### Exercise prompt
Each line below either holds the string "values" or doesn't. Count those that do and give only the number.

* start Provided entries *

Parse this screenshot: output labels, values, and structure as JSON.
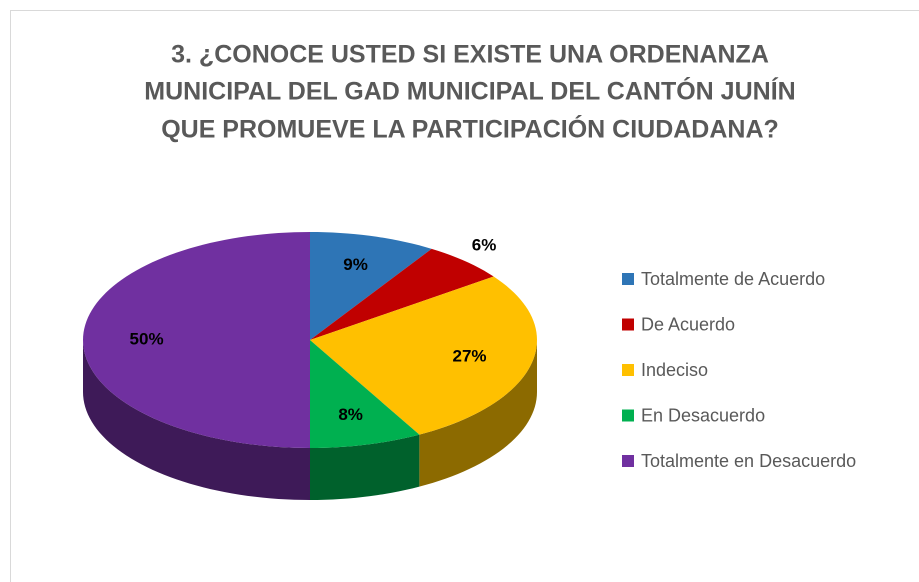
{
  "chart_data": {
    "type": "pie",
    "title": [
      "3. ¿CONOCE USTED SI EXISTE UNA ORDENANZA",
      "MUNICIPAL DEL GAD MUNICIPAL DEL CANTÓN JUNÍN",
      "QUE PROMUEVE LA PARTICIPACIÓN CIUDADANA?"
    ],
    "categories": [
      "Totalmente de Acuerdo",
      "De Acuerdo",
      "Indeciso",
      "En Desacuerdo",
      "Totalmente en Desacuerdo"
    ],
    "values": [
      9,
      6,
      27,
      8,
      50
    ],
    "value_labels": [
      "9%",
      "6%",
      "27%",
      "8%",
      "50%"
    ],
    "colors": [
      "#2e75b6",
      "#c00000",
      "#ffc000",
      "#00b050",
      "#7030a0"
    ],
    "legend": "right"
  }
}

* end Provided entries *

### Result of the exercise
2